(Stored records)

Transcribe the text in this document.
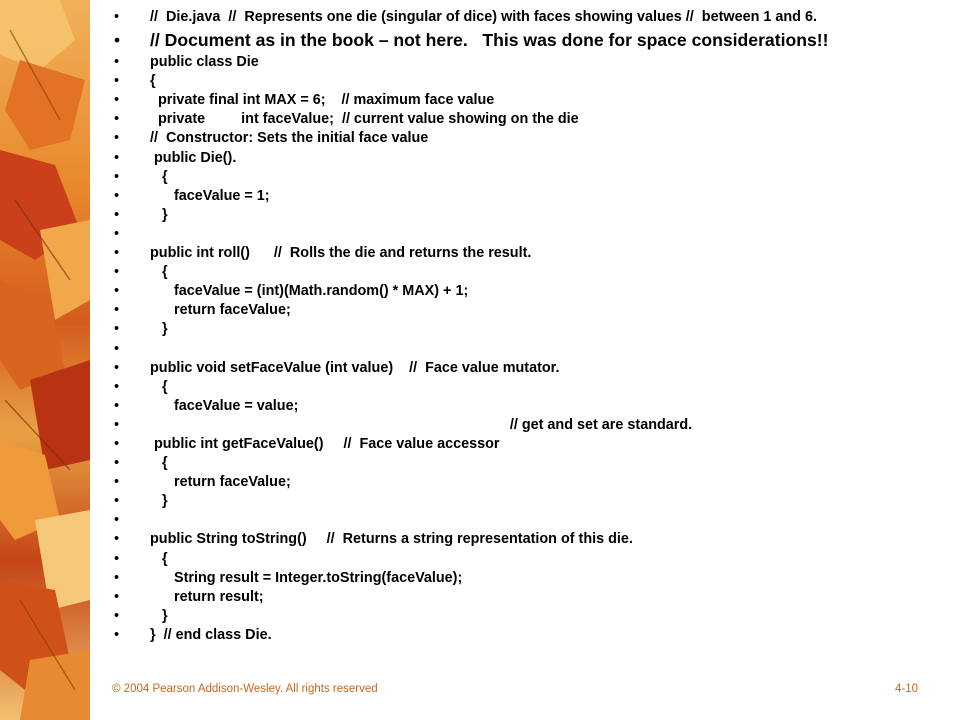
• //  Die.java  //  Represents one die (singular of dice) with faces showing values //  between 1 and 6.
• // Document as in the book – not here.   This was done for space considerations!!
• public class Die
• {
• private final int MAX = 6;    // maximum face value
• private         int faceValue;  // current value showing on the die
• //  Constructor: Sets the initial face value
• public Die().
• {
• faceValue = 1;
• }
•
• public int roll()      //  Rolls the die and returns the result.
• {
• faceValue = (int)(Math.random() * MAX) + 1;
• return faceValue;
• }
•
• public void setFaceValue (int value)    //  Face value mutator.
• {
• faceValue = value;
• // get and set are standard.
• public int getFaceValue()     //  Face value accessor
• {
• return faceValue;
• }
•
• public String toString()     //  Returns a string representation of this die.
• {
• String result = Integer.toString(faceValue);
• return result;
• }
• }  // end class Die.
© 2004 Pearson Addison-Wesley. All rights reserved	4-10
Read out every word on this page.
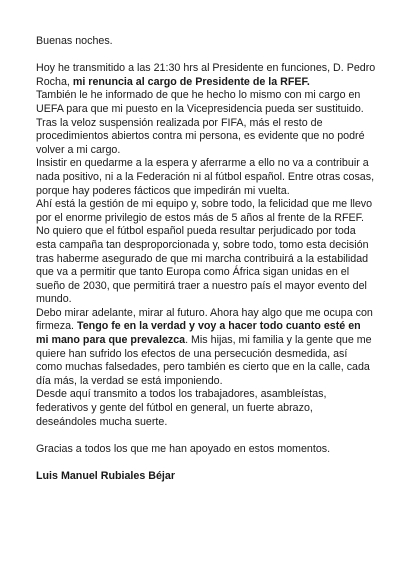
Buenas noches.

Hoy he transmitido a las 21:30 hrs al Presidente en funciones, D. Pedro Rocha, mi renuncia al cargo de Presidente de la RFEF.

También le he informado de que he hecho lo mismo con mi cargo en UEFA para que mi puesto en la Vicepresidencia pueda ser sustituido.

Tras la veloz suspensión realizada por FIFA, más el resto de procedimientos abiertos contra mi persona, es evidente que no podré volver a mi cargo.

Insistir en quedarme a la espera y aferrarme a ello no va a contribuir a nada positivo, ni a la Federación ni al fútbol español. Entre otras cosas, porque hay poderes fácticos que impedirán mi vuelta.

Ahí está la gestión de mi equipo y, sobre todo, la felicidad que me llevo por el enorme privilegio de estos más de 5 años al frente de la RFEF.

No quiero que el fútbol español pueda resultar perjudicado por toda esta campaña tan desproporcionada y, sobre todo, tomo esta decisión tras haberme asegurado de que mi marcha contribuirá a la estabilidad que va a permitir que tanto Europa como África sigan unidas en el sueño de 2030, que permitirá traer a nuestro país el mayor evento del mundo.

Debo mirar adelante, mirar al futuro. Ahora hay algo que me ocupa con firmeza. Tengo fe en la verdad y voy a hacer todo cuanto esté en mi mano para que prevalezca. Mis hijas, mi familia y la gente que me quiere han sufrido los efectos de una persecución desmedida, así como muchas falsedades, pero también es cierto que en la calle, cada día más, la verdad se está imponiendo.

Desde aquí transmito a todos los trabajadores, asambleístas, federativos y gente del fútbol en general, un fuerte abrazo, deseándoles mucha suerte.

Gracias a todos los que me han apoyado en estos momentos.

Luis Manuel Rubiales Béjar
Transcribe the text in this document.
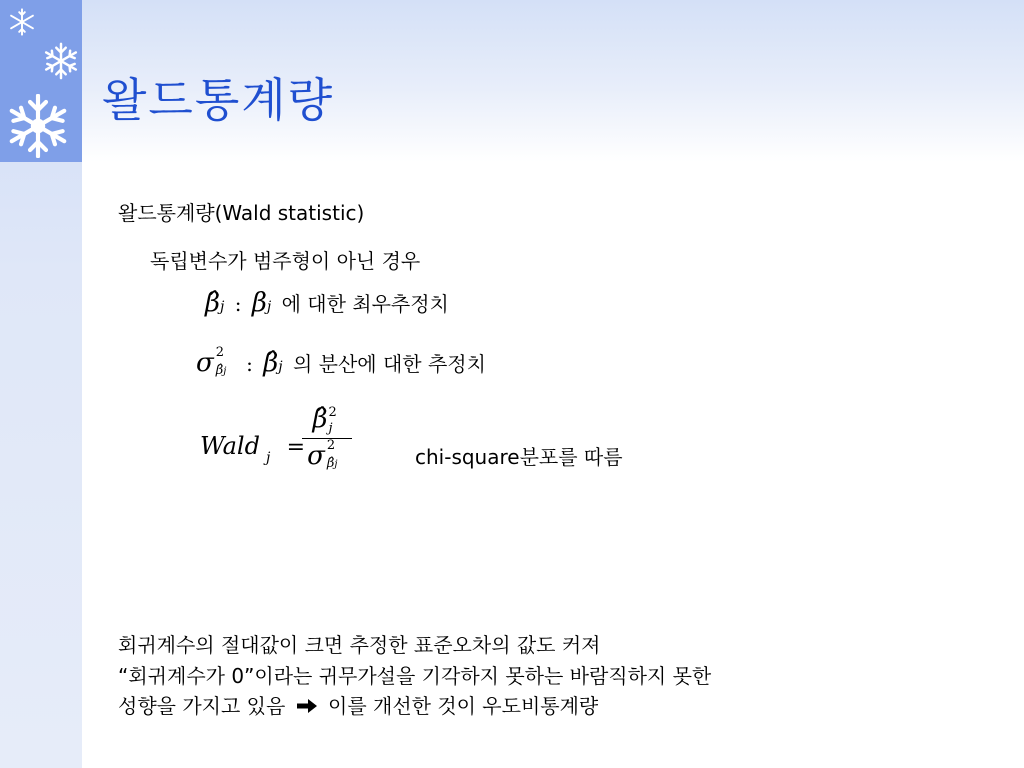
왈드통계량
왈드통계량(Wald statistic)
독립변수가 범주형이 아닌 경우
β̂j : βj 에 대한 최우추정치
σ 2
β̂j : β̂j 의 분산에 대한 추정치
Wald $_j$ =
β̂ 2
j
σ 2
β̂j	chi-square분포를 따름
회귀계수의 절대값이 크면 추정한 표준오차의 값도 커져
“회귀계수가 0”이라는 귀무가설을 기각하지 못하는 바람직하지 못한
성향을 가지고 있음 이를 개선한 것이 우도비통계량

* YOUR TASK *
Pull out every line containing "sobre".

* FINAL RESULT *
Ahí está la gestión de mi equipo y, sobre todo, la felicidad que me llevo por el enorme privilegio de estos más de 5 años al frente de la RFEF.
No quiero que el fútbol español pueda resultar perjudicado por toda esta campaña tan desproporcionada y, sobre todo, tomo esta decisión tras haberme asegurado de que mi marcha contribuirá a la estabilidad que va a permitir que tanto Europa como África sigan unidas en el sueño de 2030, que permitirá traer a nuestro país el mayor evento del mundo.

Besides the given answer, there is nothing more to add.